Exercise instructions: Restate the material word for word and leave out anything that is a picture.

Source records:
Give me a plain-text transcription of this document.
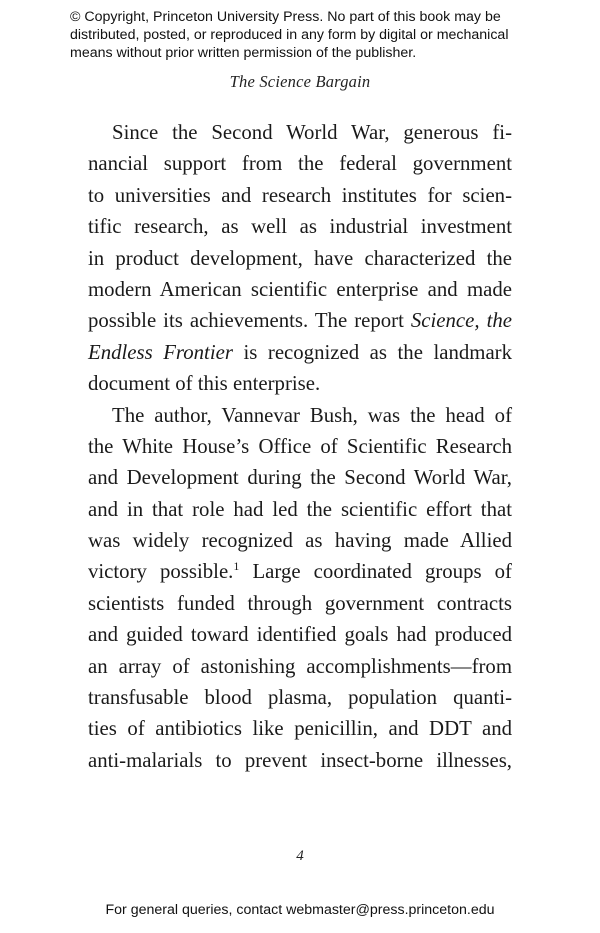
© Copyright, Princeton University Press. No part of this book may be
distributed, posted, or reproduced in any form by digital or mechanical
means without prior written permission of the publisher.
The Science Bargain
Since the Second World War, generous fi-
nancial support from the federal government
to universities and research institutes for scien-
tific research, as well as industrial investment
in product development, have characterized the
modern American scientific enterprise and made
possible its achievements. The report Science, the
Endless Frontier is recognized as the landmark
document of this enterprise.
The author, Vannevar Bush, was the head of
the White House’s Office of Scientific Research
and Development during the Second World War,
and in that role had led the scientific effort that
was widely recognized as having made Allied
victory possible.$^1$ Large coordinated groups of
scientists funded through government contracts
and guided toward identified goals had produced
an array of astonishing accomplishments—from
transfusable blood plasma, population quanti-
ties of antibiotics like penicillin, and DDT and
anti-malarials to prevent insect-borne illnesses,
4
For general queries, contact webmaster@press.princeton.edu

Output for this exercise:
Give me a plain-text transcription of this document.
© Copyright, Princeton University Press. No part of this book may be
distributed, posted, or reproduced in any form by digital or mechanical
means without prior written permission of the publisher.
The Science Bargain
Since the Second World War, generous fi-
nancial support from the federal government
to universities and research institutes for scien-
tific research, as well as industrial investment
in product development, have characterized the
modern American scientific enterprise and made
possible its achievements. The report Science, the
Endless Frontier is recognized as the landmark
document of this enterprise.
The author, Vannevar Bush, was the head of
the White House’s Office of Scientific Research
and Development during the Second World War,
and in that role had led the scientific effort that
was widely recognized as having made Allied
victory possible.$^1$ Large coordinated groups of
scientists funded through government contracts
and guided toward identified goals had produced
an array of astonishing accomplishments—from
transfusable blood plasma, population quanti-
ties of antibiotics like penicillin, and DDT and
anti-malarials to prevent insect-borne illnesses,
4
For general queries, contact webmaster@press.princeton.edu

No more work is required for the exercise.